— start of Listed entries —
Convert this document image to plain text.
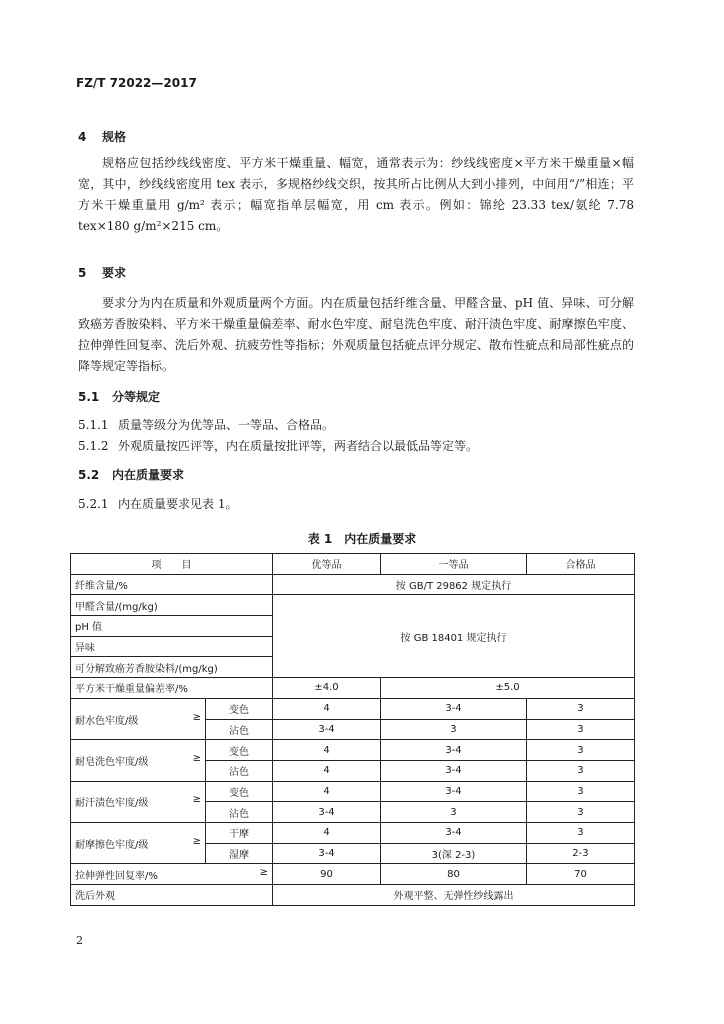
FZ/T 72022—2017
4 规格
规格应包括纱线线密度、平方米干燥重量、幅宽，通常表示为：纱线线密度×平方米干燥重量×幅宽，其中，纱线线密度用 tex 表示，多规格纱线交织，按其所占比例从大到小排列，中间用“/”相连；平方米干燥重量用 g/m² 表示；幅宽指单层幅宽，用 cm 表示。例如：锦纶 23.33 tex/氨纶 7.78 tex×180 g/m²×215 cm。
5 要求
要求分为内在质量和外观质量两个方面。内在质量包括纤维含量、甲醛含量、pH 值、异味、可分解致癌芳香胺染料、平方米干燥重量偏差率、耐水色牢度、耐皂洗色牢度、耐汗渍色牢度、耐摩擦色牢度、拉伸弹性回复率、洗后外观、抗疲劳性等指标；外观质量包括疵点评分规定、散布性疵点和局部性疵点的降等规定等指标。
5.1 分等规定
5.1.1 质量等级分为优等品、一等品、合格品。
5.1.2 外观质量按匹评等，内在质量按批评等，两者结合以最低品等定等。
5.2 内在质量要求
5.2.1 内在质量要求见表 1。
表 1　内在质量要求
项　　目		优等品	一等品	合格品
纤维含量/%		按 GB/T 29862 规定执行		
甲醛含量/(mg/kg)		按 GB 18401 规定执行		
pH 值				
异味				
可分解致癌芳香胺染料/(mg/kg)				
平方米干燥重量偏差率/%		±4.0	±5.0	
耐水色牢度/级 ≥	变色	4	3-4	3
	沾色	3-4	3	3
耐皂洗色牢度/级 ≥	变色	4	3-4	3
	沾色	4	3-4	3
耐汗渍色牢度/级 ≥	变色	4	3-4	3
	沾色	3-4	3	3
耐摩擦色牢度/级 ≥	干摩	4	3-4	3
	湿摩	3-4	3(深 2-3)	2-3
拉伸弹性回复率/% ≥		90	80	70
洗后外观		外观平整、无弹性纱线露出		
2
— end of Listed entries —
Collect every line from the records above that contains the word "洗后外观".

要求分为内在质量和外观质量两个方面。内在质量包括纤维含量、甲醛含量、pH 值、异味、可分解致癌芳香胺染料、平方米干燥重量偏差率、耐水色牢度、耐皂洗色牢度、耐汗渍色牢度、耐摩擦色牢度、拉伸弹性回复率、洗后外观、抗疲劳性等指标；外观质量包括疵点评分规定、散布性疵点和局部性疵点的降等规定等指标。
洗后外观		外观平整、无弹性纱线露出		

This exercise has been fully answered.